Recorded data:
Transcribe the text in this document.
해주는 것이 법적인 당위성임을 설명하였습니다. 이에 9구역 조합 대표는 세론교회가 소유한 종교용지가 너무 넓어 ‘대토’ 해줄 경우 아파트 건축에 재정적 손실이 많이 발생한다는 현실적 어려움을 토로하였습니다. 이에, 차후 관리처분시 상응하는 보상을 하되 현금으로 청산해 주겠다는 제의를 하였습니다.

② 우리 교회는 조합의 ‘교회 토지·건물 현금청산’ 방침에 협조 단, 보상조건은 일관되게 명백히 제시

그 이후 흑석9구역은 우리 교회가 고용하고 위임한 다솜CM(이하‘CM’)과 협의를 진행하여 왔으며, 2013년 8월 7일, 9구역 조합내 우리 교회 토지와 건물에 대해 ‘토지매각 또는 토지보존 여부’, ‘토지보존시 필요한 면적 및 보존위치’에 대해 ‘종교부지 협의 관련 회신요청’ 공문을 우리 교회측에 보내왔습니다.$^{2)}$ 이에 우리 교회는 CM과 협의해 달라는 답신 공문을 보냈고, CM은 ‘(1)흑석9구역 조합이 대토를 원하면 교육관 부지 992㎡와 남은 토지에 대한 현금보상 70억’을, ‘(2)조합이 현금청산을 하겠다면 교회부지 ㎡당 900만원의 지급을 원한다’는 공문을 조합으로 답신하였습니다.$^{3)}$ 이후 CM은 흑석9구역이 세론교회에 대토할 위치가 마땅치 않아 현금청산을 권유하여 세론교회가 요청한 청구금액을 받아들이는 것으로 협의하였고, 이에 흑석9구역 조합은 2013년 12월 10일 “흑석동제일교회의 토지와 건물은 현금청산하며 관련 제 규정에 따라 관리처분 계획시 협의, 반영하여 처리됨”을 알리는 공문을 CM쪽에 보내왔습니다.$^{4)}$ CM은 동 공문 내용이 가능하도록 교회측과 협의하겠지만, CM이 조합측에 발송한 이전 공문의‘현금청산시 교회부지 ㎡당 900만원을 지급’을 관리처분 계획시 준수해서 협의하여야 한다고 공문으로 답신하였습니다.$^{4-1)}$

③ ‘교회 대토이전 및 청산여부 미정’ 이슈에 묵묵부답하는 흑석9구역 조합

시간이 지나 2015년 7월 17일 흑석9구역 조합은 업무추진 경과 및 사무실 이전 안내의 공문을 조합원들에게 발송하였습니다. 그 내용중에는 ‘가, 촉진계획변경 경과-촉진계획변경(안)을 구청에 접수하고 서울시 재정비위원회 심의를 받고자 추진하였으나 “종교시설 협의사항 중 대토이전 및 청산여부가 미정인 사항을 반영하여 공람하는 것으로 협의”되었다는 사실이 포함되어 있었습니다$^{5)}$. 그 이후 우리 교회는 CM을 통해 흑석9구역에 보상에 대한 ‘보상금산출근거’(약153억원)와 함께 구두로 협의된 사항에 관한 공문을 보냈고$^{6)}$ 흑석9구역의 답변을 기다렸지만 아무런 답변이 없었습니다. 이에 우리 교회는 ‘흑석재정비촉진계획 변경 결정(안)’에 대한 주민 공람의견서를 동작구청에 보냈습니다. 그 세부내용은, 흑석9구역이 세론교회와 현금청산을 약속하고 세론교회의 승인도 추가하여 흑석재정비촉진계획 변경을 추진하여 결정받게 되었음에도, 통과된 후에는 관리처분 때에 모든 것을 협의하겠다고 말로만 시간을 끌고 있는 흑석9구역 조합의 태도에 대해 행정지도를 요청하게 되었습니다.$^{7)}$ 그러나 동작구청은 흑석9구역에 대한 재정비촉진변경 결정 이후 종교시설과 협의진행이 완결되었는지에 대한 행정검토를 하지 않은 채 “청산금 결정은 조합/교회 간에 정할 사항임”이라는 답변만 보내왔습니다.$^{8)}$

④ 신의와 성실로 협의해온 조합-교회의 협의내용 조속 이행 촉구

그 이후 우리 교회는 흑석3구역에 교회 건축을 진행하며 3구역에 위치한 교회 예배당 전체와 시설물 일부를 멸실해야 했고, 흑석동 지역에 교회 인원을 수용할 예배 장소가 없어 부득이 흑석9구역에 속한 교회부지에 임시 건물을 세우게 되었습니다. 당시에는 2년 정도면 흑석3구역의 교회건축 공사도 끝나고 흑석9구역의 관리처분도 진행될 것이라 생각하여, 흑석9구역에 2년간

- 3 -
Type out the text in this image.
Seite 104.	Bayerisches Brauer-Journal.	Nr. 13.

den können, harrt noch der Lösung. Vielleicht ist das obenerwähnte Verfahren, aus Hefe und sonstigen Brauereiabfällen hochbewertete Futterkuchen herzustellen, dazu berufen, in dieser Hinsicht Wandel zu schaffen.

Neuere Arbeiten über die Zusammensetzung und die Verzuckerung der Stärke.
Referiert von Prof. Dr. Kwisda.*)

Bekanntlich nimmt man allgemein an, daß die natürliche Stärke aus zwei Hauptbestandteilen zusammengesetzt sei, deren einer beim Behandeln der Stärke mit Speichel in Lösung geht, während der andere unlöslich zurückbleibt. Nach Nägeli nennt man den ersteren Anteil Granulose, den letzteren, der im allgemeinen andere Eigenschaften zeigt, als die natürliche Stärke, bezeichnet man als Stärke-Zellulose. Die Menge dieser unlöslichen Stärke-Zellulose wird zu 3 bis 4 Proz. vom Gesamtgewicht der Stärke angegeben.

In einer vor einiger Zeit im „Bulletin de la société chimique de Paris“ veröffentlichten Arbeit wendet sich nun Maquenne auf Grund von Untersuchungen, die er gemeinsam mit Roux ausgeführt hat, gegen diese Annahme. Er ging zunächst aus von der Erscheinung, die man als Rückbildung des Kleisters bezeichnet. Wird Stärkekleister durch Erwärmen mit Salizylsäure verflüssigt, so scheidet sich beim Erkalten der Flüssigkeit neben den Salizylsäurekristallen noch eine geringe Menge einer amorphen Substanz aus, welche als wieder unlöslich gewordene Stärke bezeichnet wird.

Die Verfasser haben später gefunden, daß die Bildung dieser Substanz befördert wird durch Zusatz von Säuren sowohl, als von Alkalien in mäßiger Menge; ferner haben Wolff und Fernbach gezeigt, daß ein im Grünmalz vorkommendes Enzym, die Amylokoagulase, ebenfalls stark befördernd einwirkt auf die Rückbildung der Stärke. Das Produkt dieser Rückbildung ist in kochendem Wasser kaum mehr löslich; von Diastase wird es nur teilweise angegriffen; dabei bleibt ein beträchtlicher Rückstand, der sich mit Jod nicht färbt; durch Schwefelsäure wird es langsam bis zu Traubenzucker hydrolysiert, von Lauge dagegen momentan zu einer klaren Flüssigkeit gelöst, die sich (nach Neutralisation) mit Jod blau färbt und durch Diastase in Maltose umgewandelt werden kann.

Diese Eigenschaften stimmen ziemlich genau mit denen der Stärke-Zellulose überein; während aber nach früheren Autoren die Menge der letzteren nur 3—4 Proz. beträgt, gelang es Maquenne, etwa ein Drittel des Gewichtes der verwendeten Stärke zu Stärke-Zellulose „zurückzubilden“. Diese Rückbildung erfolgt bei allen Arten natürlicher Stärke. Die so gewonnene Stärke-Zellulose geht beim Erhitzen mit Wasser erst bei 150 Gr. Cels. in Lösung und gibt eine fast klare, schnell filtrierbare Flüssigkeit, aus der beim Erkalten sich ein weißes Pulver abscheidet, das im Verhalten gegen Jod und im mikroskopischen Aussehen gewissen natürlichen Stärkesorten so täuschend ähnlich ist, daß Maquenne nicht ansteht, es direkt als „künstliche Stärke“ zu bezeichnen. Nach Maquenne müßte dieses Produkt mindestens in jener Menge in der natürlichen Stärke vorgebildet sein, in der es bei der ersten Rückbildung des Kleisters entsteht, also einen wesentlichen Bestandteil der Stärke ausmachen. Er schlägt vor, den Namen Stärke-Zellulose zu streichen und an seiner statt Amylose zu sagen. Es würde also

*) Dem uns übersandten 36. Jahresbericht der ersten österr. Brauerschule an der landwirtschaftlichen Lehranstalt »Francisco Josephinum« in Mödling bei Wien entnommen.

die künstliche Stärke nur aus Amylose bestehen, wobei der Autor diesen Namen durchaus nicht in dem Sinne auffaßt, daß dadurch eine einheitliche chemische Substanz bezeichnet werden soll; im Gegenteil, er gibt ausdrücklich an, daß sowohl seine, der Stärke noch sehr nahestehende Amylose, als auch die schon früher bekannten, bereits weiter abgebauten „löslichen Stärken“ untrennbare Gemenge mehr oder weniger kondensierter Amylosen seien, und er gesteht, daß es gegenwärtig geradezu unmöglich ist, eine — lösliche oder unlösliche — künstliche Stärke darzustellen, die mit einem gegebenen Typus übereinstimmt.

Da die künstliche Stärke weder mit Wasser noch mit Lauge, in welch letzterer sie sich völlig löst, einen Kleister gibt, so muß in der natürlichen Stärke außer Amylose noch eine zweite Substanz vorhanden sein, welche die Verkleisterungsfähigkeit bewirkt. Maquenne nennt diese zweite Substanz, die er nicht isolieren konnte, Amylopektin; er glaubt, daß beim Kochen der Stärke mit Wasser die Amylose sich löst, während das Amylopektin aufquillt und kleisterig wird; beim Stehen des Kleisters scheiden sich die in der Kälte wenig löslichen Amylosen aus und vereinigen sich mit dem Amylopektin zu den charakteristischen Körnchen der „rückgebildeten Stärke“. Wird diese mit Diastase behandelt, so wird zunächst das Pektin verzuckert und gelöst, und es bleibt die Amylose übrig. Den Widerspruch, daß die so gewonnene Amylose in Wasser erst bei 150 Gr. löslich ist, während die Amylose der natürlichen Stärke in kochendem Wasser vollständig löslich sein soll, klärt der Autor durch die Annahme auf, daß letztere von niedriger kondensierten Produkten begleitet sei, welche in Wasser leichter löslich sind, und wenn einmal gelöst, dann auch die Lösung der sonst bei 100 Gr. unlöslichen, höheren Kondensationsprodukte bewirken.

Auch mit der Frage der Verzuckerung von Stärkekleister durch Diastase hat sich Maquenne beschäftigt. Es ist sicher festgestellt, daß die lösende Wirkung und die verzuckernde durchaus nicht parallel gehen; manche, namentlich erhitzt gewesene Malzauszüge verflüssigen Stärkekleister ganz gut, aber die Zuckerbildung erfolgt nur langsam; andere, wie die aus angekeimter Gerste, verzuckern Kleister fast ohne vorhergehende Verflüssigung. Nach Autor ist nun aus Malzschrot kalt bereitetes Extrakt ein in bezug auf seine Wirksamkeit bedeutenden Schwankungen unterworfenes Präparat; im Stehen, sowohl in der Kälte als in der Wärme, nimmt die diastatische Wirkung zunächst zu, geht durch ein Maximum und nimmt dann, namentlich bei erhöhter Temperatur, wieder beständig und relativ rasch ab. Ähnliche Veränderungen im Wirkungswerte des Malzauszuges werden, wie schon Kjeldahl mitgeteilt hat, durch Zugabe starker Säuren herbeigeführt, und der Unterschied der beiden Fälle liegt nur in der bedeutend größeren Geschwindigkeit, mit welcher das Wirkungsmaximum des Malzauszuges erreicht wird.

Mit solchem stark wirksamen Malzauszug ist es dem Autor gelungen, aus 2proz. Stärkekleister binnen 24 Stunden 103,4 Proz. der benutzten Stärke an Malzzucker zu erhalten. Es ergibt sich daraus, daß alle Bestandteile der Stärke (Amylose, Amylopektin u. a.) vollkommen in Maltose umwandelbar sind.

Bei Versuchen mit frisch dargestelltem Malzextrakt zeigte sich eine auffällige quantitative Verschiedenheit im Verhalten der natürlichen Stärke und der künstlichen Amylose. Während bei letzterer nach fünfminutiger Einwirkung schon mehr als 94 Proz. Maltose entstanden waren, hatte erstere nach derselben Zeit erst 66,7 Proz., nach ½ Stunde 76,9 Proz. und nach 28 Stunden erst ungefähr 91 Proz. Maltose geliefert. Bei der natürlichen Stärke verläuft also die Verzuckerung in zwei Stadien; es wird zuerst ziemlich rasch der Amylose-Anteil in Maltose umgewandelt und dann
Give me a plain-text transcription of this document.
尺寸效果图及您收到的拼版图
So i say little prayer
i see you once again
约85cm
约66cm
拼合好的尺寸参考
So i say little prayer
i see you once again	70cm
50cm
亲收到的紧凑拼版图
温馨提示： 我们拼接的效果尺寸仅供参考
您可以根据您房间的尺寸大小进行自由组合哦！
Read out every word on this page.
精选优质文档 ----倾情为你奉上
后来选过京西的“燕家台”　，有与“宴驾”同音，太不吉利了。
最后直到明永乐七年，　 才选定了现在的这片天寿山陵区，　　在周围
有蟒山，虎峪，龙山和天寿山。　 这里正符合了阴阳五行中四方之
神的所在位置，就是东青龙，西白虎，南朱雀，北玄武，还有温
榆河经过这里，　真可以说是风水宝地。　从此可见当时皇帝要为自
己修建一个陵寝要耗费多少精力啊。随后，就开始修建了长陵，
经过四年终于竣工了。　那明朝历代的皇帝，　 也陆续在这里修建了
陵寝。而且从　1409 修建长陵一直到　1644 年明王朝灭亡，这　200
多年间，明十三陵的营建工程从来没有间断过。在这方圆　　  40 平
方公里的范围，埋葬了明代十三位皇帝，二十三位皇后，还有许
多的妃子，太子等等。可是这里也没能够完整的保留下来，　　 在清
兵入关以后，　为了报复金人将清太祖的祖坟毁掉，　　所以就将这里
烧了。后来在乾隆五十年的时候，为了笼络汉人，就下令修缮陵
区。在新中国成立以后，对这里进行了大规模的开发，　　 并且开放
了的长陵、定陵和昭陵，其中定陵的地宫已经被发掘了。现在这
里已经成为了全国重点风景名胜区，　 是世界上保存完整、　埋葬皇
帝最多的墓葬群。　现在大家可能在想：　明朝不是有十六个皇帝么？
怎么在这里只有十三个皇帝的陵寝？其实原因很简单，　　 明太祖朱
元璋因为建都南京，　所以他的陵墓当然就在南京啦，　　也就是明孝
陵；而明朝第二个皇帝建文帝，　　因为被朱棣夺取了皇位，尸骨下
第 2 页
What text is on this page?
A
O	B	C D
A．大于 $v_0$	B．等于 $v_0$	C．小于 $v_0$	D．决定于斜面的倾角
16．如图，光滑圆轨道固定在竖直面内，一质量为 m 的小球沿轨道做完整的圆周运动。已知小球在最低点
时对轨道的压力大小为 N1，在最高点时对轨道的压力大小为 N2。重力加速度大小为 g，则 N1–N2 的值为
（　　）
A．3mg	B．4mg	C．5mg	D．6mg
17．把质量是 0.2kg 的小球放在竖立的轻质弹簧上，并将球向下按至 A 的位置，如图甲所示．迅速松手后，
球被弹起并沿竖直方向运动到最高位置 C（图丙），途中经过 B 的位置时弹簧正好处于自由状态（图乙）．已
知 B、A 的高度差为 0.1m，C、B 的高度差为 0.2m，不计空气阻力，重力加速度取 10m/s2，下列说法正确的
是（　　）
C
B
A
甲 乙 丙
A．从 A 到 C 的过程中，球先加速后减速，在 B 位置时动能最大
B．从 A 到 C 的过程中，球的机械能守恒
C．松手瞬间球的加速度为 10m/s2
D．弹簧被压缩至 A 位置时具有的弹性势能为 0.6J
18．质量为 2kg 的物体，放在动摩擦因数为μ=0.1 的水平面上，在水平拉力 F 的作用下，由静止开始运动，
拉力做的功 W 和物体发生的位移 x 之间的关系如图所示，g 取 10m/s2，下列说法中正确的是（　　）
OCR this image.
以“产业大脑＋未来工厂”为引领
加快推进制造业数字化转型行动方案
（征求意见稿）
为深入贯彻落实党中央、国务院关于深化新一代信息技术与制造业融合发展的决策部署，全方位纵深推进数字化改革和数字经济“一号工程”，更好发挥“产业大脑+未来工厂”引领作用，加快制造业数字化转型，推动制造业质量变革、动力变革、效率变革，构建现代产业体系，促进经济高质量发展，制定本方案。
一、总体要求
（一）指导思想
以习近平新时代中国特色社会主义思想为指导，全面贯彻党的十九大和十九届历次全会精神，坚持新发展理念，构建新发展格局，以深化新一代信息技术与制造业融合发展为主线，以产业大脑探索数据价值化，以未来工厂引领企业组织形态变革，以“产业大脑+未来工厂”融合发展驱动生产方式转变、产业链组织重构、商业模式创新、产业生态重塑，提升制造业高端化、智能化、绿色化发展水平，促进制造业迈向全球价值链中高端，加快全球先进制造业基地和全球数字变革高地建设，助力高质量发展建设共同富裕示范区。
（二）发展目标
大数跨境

(Set exercise): Return only the lines running from the line with "OCR this image." to the last line of the records, both included, exactly as written.

(Output):
OCR this image.
以“产业大脑＋未来工厂”为引领
加快推进制造业数字化转型行动方案
（征求意见稿）
为深入贯彻落实党中央、国务院关于深化新一代信息技术与制造业融合发展的决策部署，全方位纵深推进数字化改革和数字经济“一号工程”，更好发挥“产业大脑+未来工厂”引领作用，加快制造业数字化转型，推动制造业质量变革、动力变革、效率变革，构建现代产业体系，促进经济高质量发展，制定本方案。
一、总体要求
（一）指导思想
以习近平新时代中国特色社会主义思想为指导，全面贯彻党的十九大和十九届历次全会精神，坚持新发展理念，构建新发展格局，以深化新一代信息技术与制造业融合发展为主线，以产业大脑探索数据价值化，以未来工厂引领企业组织形态变革，以“产业大脑+未来工厂”融合发展驱动生产方式转变、产业链组织重构、商业模式创新、产业生态重塑，提升制造业高端化、智能化、绿色化发展水平，促进制造业迈向全球价值链中高端，加快全球先进制造业基地和全球数字变革高地建设，助力高质量发展建设共同富裕示范区。
（二）发展目标
大数跨境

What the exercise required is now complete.